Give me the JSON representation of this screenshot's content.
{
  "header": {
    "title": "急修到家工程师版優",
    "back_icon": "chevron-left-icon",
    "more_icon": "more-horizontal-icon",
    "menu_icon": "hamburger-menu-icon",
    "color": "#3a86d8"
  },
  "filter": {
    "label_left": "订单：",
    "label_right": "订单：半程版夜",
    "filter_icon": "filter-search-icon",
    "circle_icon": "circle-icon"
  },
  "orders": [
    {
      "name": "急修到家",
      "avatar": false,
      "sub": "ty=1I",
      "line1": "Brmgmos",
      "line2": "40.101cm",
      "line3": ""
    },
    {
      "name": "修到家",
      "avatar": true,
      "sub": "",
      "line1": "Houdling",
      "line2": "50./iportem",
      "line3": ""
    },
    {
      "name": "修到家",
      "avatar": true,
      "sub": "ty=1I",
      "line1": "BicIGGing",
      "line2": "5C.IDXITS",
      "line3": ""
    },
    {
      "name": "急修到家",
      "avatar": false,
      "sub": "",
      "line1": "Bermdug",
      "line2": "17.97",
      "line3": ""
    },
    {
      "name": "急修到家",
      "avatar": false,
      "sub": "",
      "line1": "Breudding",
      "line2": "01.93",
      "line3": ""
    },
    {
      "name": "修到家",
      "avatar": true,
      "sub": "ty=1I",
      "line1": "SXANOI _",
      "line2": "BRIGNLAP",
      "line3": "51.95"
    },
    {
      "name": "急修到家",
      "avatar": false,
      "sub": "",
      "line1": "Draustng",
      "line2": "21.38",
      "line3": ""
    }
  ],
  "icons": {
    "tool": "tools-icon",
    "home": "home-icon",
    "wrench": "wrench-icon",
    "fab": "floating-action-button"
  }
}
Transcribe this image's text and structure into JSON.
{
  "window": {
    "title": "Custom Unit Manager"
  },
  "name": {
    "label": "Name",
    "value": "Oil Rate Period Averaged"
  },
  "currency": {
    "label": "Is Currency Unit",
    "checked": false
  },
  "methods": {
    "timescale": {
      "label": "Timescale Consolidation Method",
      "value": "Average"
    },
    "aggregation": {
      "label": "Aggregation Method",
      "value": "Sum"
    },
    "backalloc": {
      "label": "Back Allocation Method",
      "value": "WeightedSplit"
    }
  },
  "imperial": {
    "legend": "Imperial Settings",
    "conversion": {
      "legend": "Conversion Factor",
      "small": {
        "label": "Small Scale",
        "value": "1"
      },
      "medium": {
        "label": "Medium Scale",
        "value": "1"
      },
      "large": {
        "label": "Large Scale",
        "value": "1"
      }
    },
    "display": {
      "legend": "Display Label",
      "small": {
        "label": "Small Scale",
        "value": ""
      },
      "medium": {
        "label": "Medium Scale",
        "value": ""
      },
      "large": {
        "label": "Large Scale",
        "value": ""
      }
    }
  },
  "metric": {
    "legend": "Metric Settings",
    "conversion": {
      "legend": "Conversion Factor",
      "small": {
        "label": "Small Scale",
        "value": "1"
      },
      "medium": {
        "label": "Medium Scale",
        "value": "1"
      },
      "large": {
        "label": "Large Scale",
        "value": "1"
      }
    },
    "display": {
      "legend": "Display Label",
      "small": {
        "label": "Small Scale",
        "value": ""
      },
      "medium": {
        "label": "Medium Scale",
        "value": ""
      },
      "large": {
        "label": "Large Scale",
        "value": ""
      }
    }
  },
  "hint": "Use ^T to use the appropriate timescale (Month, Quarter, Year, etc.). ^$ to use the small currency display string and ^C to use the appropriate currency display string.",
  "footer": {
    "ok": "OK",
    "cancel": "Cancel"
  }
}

┄┄┄┄┄┄┄┄┄┄

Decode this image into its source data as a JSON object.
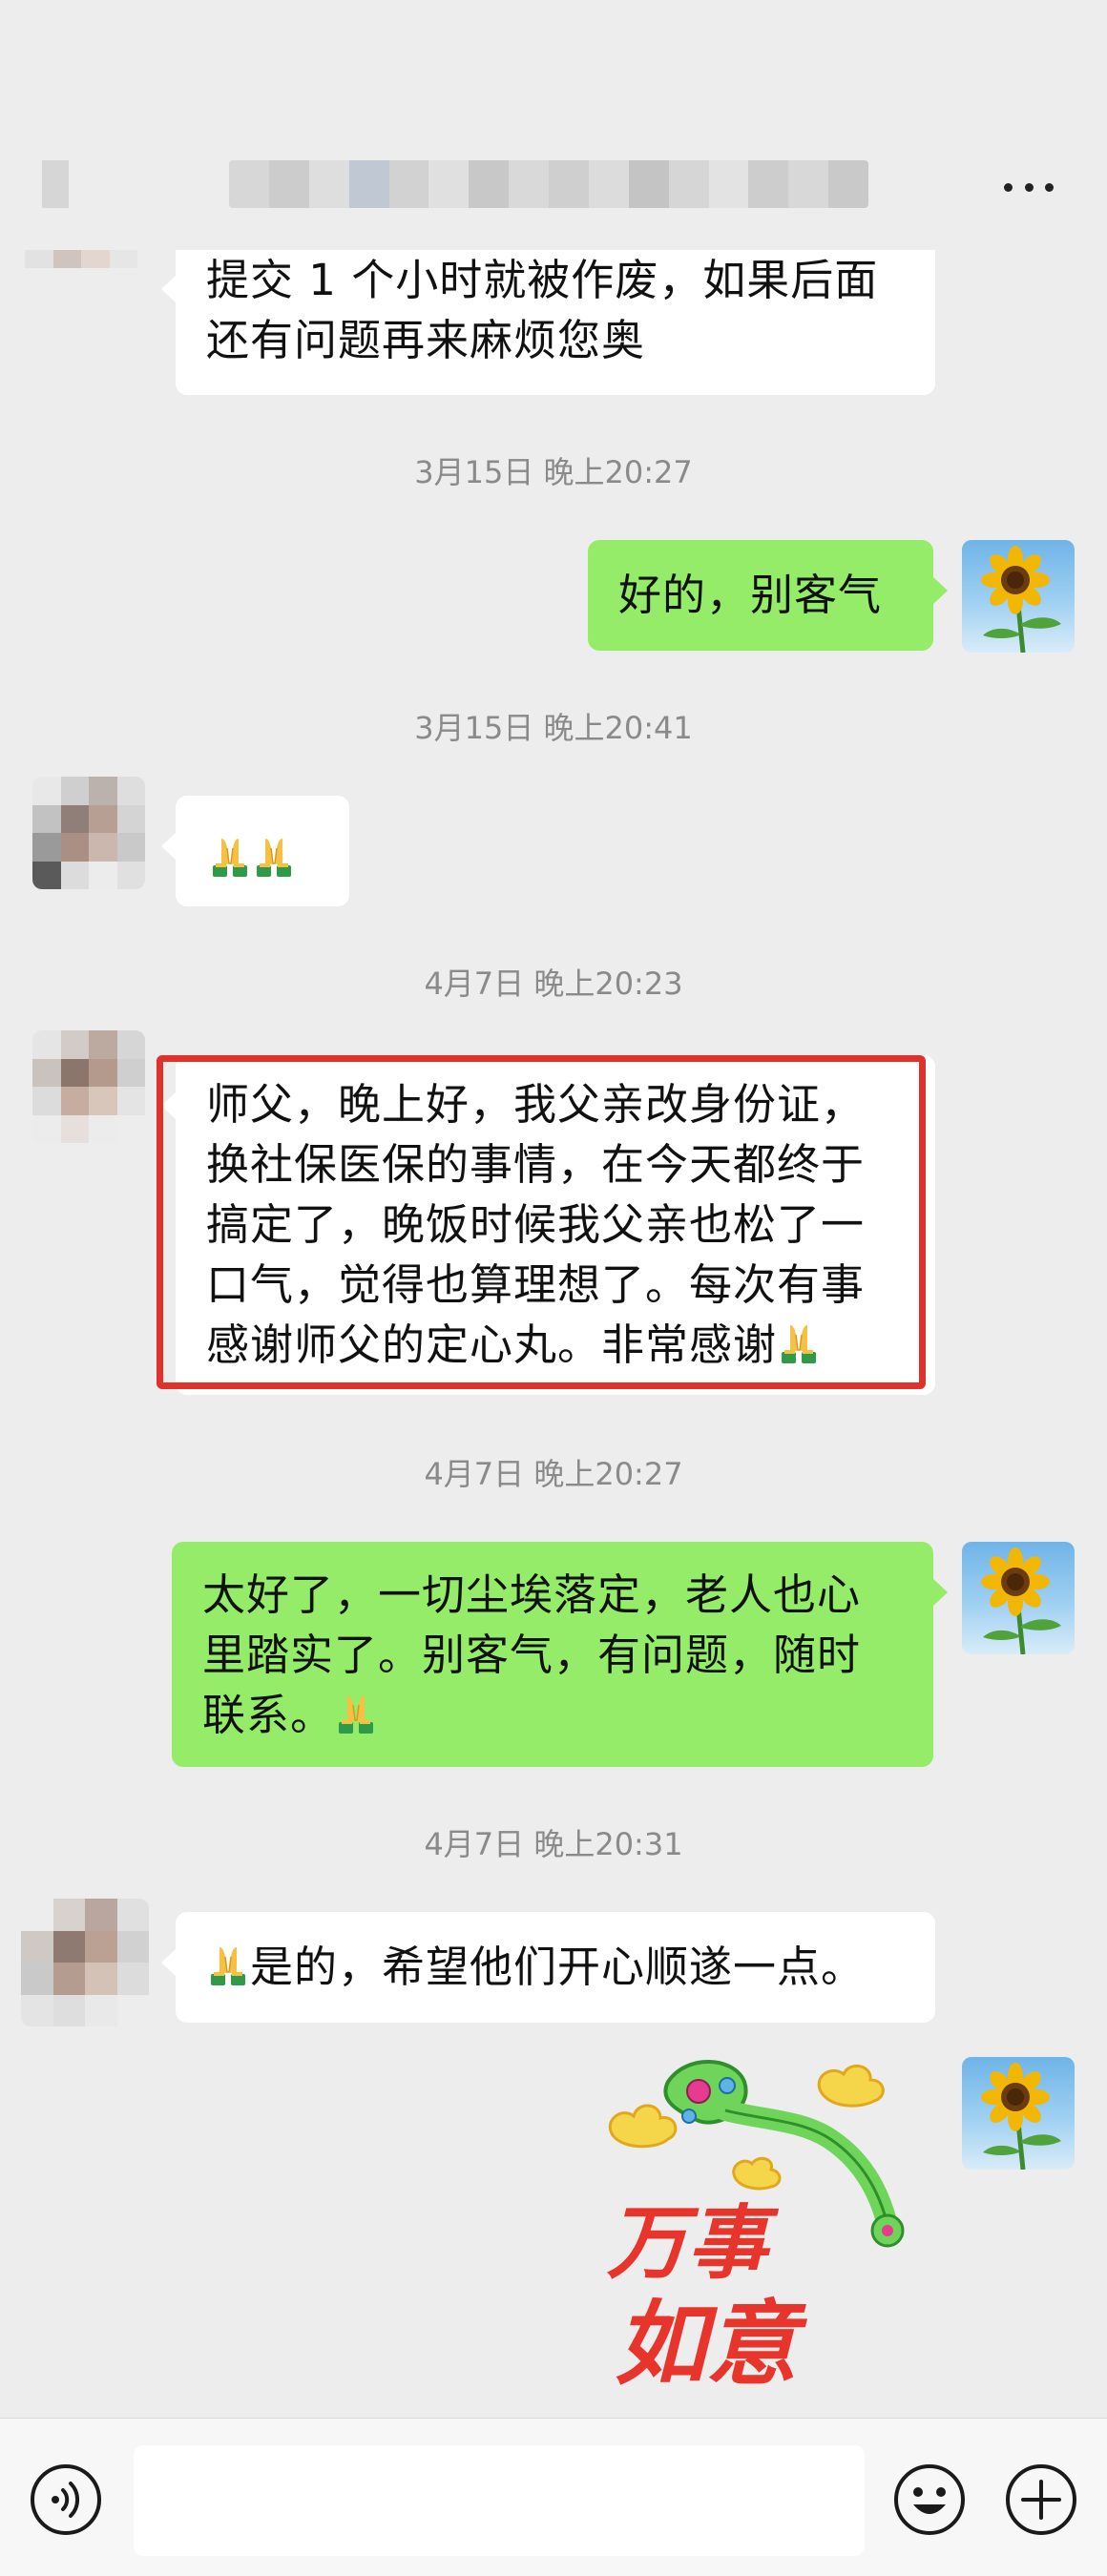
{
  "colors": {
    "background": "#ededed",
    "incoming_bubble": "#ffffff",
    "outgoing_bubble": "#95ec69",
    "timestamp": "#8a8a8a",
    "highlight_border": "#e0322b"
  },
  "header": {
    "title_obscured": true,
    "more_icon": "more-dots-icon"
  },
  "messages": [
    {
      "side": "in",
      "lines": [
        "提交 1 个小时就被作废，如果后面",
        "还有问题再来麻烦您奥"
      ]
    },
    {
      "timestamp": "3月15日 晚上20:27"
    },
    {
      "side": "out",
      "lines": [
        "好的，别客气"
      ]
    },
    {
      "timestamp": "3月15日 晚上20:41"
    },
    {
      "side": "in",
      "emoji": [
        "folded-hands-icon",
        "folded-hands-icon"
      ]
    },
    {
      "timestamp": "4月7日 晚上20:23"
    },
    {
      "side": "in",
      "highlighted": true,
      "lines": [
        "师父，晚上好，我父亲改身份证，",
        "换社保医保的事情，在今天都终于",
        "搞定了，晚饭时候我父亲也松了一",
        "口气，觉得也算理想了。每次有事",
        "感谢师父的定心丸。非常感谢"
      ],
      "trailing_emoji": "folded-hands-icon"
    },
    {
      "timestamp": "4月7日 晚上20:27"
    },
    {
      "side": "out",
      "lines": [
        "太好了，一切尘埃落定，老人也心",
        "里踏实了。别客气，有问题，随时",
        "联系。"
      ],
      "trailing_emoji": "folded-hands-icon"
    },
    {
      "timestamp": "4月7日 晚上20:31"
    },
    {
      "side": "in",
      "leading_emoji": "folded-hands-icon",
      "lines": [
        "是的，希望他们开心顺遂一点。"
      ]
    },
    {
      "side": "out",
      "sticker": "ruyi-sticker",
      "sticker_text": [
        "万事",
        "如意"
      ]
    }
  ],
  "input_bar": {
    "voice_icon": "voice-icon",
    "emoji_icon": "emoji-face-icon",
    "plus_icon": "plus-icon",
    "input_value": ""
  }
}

┄┄┄┄┄┄┄┄┄┄

--- Given instruction ---
Search the records for the word "image", then list every line that has it.

--- Complete response ---
Transcribe this image's text and structure into JSON.
Decode this image into its source data as a JSON object.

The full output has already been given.